[EXCERPT TO READ]
- - - - -

Note that you can select a different ingestion type for each table, and some sources support only full table ingestion.
6. Table Selection
The next step after having selected a data source, is to select the individual tables you need to extract data from. The tables
field is a list-type field, whose entries
are single tables. Start by giving an alias in the table_name
field. Next, in the surrogate_keys
field you need to set the columns that will be used as a key to select unique records.
These are usually record identifier fields, as well as breakdown dimension fields (e.g. date, geography fields, etc.).
6.1 Configuring an Operational Data Store (ODS)
By default, the destination table will be an Operational Data Store (ODS). An Operational Data Store (ODS) is a table that provides a snapshot of the latest data for operational reporting. As newer records become available, the ODS continuously overwrites older data with either full or incremental data ingestions. With full ingestions, the entire ODS is replaced with the updated data, whereas with incremental ingestions the new data is upserted into the target table
The ODS table will include four metadata columns for each table row:
Key |
Default Name |
Description |
---|---|---|
hash_column_name |
metadata_row_hash |
The entire row hash |
primary_key_hash_column_name |
metadata_primary_key_hash |
The hash of the primary keys |
ingestion_time_column_name |
metadata_inserted_at |
The ingestion time |
update_time_column_name |
metadata_updated_at |
The update time |
Optionally, the user can override the default metadata column names for each table by providing the ods_config.ods_metadata
field. For example:
tables:
- table_name: campaign_insights
surrogate_keys: ["account_id", "campaign_id", "date_start"]
ingestion_type: INCREMENTAL
facebook_table_config:
breakdowns: null
action_breakdowns: ["action_type"]
column_mapping:
date_start: date
ods_config:
ods_metadata:
hash_column_name: metadata_row_hash
primary_key_hash_column_name: metadata_primary_key_hash
ingestion_time_column_name: metadata_inserted_at
update_time_column_name: metadata_updated_at
6.2 Configuring a Historical Data Store (HDS)
In addition to an ODS destination table, the data can also be ingested in a Historical Data Store (HDS) table. To implement an HDS table, the user can select between a Slowly Changing Diemension Type 2 (SCD2) and a snapshot.
6.2.1 Slowly Changing Diemension Type 2 (SCD2)
In SCD2, a new row is inserted for each change to an existing record in the corresponding target table, as well as for entirely new records. Each record row has metadata timestamp columns that indicate the time of insertion, update, and expiration.
6.2.2 Snapshot
With snapshots, a new partition is appended to the target table at each ETL schedule. Therefore, the target table comprises a collection of snapshots where each partition contains the full dimension at a point in time.
6.2.3 Comparison of SCD2 and Snapshotting
Even though the SCD2 approach is more computationally efficient, it is also more difficult to maintain and reproduce. Snapshot tables, on the other hand, do not require complex transformations.

- - - - -

[WORK TO DO]
1. In the table configuration excerpt, what is the default name of the metadata column that holds the ingestion time?
2. Please explain, using the table configuration excerpt, why a snapshot target table ends up as a collection of snapshots, each holding the full dimension at a point in time.

- - - - -

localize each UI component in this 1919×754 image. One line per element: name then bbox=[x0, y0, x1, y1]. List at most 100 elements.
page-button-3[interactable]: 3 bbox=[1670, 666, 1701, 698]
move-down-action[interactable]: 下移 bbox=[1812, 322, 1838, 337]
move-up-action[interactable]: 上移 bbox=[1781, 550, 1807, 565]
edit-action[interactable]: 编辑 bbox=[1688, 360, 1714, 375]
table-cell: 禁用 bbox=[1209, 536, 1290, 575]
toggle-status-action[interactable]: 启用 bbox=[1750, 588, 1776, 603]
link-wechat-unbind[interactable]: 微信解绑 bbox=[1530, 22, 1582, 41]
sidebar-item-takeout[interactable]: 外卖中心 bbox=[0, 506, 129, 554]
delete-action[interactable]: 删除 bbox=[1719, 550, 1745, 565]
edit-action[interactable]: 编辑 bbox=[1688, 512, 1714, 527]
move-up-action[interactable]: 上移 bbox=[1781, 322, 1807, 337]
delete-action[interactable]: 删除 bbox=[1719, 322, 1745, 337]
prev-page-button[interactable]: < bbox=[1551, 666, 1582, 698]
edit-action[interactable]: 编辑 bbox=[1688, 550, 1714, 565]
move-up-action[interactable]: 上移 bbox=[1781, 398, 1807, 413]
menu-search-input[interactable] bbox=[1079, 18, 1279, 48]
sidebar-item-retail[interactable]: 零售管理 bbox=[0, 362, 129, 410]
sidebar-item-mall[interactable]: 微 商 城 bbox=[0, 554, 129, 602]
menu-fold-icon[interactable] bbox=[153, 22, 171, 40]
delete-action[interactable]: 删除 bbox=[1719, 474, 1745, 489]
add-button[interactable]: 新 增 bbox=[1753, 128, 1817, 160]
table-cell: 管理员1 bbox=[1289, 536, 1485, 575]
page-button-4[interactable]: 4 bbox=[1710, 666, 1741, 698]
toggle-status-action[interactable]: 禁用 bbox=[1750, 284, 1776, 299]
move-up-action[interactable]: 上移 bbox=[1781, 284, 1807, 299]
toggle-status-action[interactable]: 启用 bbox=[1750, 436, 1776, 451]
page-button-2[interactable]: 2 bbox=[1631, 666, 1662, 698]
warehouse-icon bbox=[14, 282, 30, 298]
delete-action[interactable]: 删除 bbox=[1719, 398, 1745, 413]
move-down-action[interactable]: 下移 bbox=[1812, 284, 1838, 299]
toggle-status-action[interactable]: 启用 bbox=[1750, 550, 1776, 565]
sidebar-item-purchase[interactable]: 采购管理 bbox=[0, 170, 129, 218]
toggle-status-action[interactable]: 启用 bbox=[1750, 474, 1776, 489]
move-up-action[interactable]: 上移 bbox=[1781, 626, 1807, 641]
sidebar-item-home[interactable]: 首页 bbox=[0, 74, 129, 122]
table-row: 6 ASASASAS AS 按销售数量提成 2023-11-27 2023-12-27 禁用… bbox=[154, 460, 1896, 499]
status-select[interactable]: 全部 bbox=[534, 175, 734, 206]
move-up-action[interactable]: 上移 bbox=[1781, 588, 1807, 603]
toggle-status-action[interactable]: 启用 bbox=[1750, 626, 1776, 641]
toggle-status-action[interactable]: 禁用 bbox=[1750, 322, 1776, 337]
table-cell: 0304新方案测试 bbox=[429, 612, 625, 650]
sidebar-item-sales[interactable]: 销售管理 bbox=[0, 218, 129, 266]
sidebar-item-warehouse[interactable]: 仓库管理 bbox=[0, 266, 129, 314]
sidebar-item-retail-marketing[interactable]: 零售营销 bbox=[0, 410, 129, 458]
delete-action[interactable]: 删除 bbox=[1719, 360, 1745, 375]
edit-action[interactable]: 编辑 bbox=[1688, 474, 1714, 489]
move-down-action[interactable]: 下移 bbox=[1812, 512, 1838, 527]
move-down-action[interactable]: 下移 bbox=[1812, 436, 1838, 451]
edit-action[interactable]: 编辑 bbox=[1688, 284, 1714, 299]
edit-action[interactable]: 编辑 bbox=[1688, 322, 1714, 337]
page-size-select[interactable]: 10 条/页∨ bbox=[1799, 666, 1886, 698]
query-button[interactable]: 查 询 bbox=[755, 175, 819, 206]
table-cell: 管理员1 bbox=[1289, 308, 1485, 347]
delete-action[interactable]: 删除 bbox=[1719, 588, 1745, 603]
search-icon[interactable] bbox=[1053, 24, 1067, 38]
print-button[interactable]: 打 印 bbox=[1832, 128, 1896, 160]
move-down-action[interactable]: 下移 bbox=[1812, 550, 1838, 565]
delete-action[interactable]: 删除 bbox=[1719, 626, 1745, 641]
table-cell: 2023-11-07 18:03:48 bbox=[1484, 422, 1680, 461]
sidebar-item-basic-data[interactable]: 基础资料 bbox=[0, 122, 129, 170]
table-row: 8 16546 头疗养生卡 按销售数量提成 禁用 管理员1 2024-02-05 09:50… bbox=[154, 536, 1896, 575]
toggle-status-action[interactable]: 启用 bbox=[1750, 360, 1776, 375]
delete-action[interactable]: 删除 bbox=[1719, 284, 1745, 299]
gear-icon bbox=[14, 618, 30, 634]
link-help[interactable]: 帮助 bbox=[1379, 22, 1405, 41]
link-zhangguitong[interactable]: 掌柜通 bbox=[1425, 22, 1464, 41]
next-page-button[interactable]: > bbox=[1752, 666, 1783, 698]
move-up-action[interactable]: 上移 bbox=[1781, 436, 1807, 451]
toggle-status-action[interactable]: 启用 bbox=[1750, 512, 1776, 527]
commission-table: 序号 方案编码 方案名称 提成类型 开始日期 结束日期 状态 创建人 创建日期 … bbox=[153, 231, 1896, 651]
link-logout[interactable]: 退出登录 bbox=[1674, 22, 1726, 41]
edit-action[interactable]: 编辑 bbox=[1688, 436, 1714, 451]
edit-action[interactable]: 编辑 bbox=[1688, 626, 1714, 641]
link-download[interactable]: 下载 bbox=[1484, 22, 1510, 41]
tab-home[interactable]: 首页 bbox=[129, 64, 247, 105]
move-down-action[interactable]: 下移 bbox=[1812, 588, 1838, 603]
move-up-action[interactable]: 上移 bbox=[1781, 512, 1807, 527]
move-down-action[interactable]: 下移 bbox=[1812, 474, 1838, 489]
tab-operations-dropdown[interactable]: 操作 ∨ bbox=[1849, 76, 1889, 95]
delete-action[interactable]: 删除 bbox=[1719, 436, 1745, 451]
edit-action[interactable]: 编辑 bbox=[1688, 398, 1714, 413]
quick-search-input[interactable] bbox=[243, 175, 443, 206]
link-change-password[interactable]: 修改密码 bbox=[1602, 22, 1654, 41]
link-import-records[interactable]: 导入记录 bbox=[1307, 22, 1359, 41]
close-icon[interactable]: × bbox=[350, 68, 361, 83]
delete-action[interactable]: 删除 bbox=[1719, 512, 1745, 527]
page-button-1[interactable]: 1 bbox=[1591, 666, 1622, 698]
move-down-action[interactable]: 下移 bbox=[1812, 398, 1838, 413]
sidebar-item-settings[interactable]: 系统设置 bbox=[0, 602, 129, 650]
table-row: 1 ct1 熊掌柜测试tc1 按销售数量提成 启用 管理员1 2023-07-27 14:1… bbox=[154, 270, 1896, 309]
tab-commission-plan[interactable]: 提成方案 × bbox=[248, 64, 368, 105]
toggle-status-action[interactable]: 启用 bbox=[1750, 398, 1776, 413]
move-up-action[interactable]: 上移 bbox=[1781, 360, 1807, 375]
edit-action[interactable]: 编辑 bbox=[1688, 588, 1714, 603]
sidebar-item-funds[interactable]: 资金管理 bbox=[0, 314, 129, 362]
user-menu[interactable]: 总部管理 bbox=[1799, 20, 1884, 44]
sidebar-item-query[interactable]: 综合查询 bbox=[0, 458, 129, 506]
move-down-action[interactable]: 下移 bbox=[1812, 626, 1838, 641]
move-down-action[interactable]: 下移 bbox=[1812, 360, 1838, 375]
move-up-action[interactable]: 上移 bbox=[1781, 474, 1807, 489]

- - - - -

[TASK-BY-TASK OUTPUTS]
1. metadata_inserted_at

2. With snapshots, a new partition is appended to the target table at each ETL schedule. Because each run adds another partition, the table accumulates a series of snapshots, each containing the full dimension as it stood at that point in time.